(A run of records)

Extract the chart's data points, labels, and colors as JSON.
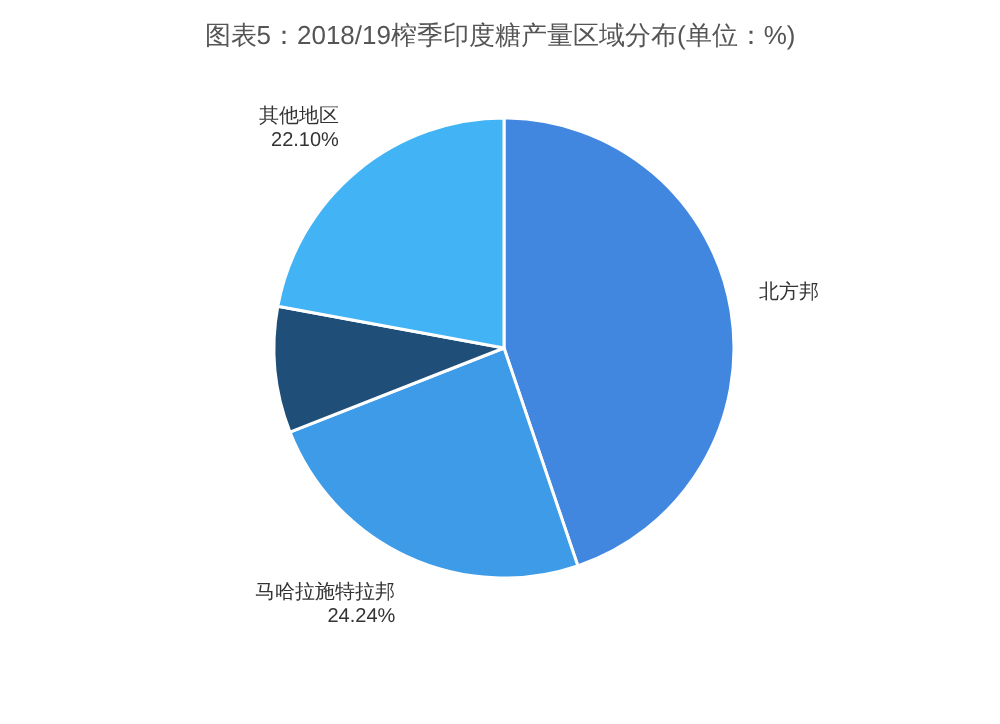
{
  "chart_data": {
    "type": "pie",
    "title": "图表5：2018/19榨季印度糖产量区域分布(单位：%)",
    "categories": [
      "北方邦",
      "马哈拉施特拉邦",
      null,
      "其他地区"
    ],
    "values": [
      44.8,
      24.24,
      8.86,
      22.1
    ],
    "value_labels": [
      null,
      "24.24%",
      null,
      "22.10%"
    ],
    "colors": [
      "#4187e0",
      "#3d9be8",
      "#1f4e79",
      "#42b4f5"
    ]
  }
}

§ What you should do
Set down all the entries exactly as they appear, but skip any pictures.

§ Finished exercise
Extract the chart's data points, labels, and colors as JSON.
{
  "chart_data": {
    "type": "pie",
    "title": "图表5：2018/19榨季印度糖产量区域分布(单位：%)",
    "categories": [
      "北方邦",
      "马哈拉施特拉邦",
      null,
      "其他地区"
    ],
    "values": [
      44.8,
      24.24,
      8.86,
      22.1
    ],
    "value_labels": [
      null,
      "24.24%",
      null,
      "22.10%"
    ],
    "colors": [
      "#4187e0",
      "#3d9be8",
      "#1f4e79",
      "#42b4f5"
    ]
  }
}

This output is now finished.